Fragmento del texto →
•••••

Domingo, 16 de marzo de 2014 | Hoy
CINE La semana que viene se estrena Gran Hotel Budapest, la nueva película de Wes Anderson, uno de los cineastas más discutidos, más celebrados y más interesantes de la actualidad. Como siempre, la crítica se divide entre los que consideran que su mundo artificioso es banal y frío y los que consideran esa creatividad una forma de melancolía valiente y encantadora. En este caso, Anderson se mete con la Europa de la Segunda Guerra Mundial inspirado en la obra de Stefan Zweig. Y esa nostalgia por un mundo que ya no existe en clave de comedia ingeniosa con un reparto superpoblado de estrellas funciona de una manera extraña, como si la ligereza fuera un arma contundente contra la desdicha y la opresión.

•••••

Lo que se pide →
1. Reescribe como una lista breve el párrafo del texto sobre Gran Hotel Budapest que empieza con «La semana que viene se estrena» y conserva sus datos principales.
2. Prolonga el texto sobre Gran Hotel Budapest a partir de su última oración.
El material que aparece después es independiente del texto sobre Gran Hotel Budapest.

Extracto de datos →
•••••

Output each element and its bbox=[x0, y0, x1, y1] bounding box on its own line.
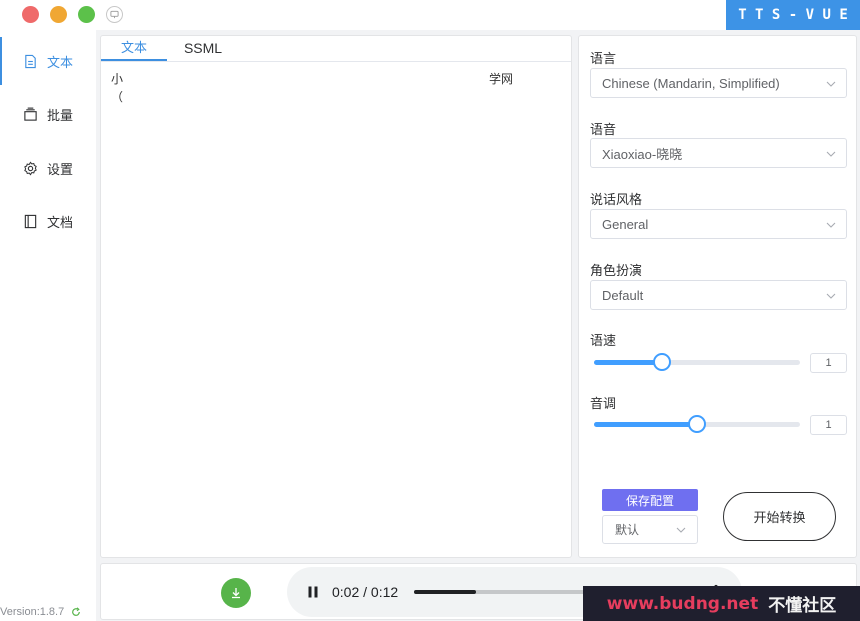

•••••

Respuestas →
1.
- La semana próxima se estrena Gran Hotel Budapest, la nueva película de Wes Anderson, uno de los cineastas más discutidos, celebrados e interesantes de la actualidad.
- La crítica se divide: unos consideran su mundo artificioso banal y frío; otros ven esa creatividad como una melancolía valiente y encantadora.
- Esta vez Anderson aborda la Europa de la Segunda Guerra Mundial, inspirado en la obra de Stefan Zweig.
- La nostalgia por un mundo desaparecido, contada como comedia ingeniosa y con un reparto lleno de estrellas, funciona de manera extraña, como si la ligereza fuera un arma contundente contra la desdicha y la opresión.

2.
Por Mariano Kairuz
A pesar de que ya lleva década y media consolidándose como un cineasta de culto, uno de los que más expectativas generan, estrenando sus películas en los festivales más importantes del mundo y recibiendo la adoración incondicional de buena parte de la prensa europea, Wes Anderson tiene unos cuantos detractores entre la crítica norteamericana, que encuentran su obra sencillamente irritante. Lo interesante es que muchos de los argumentos que esgrimen quienes lo detestan tienen que ver básicamente con los mismos aspectos de su cine por los que sus fanáticos lo veneran: los mundos deliberadamente artificiosos en los que se despliega cada uno de sus relatos. Donde unos ven un nivel de creatividad, ingenio, precisión, y encanto irresistibles, otros consideran que no es más que la obra de otro de esos cineastas de estilo “publicitario”, más ingeniosos que inteligentes, que lo vuelcan todo en un diseño de producción cool, que hacen pura cáscara; que debajo, nada. Que sus personajes son caricaturas que se mueven al compás de coreografías perfectas pero perfectamente vacías; que no los anima una sola emoción genuina. Que todo es ironía y distancia, nada de corazón.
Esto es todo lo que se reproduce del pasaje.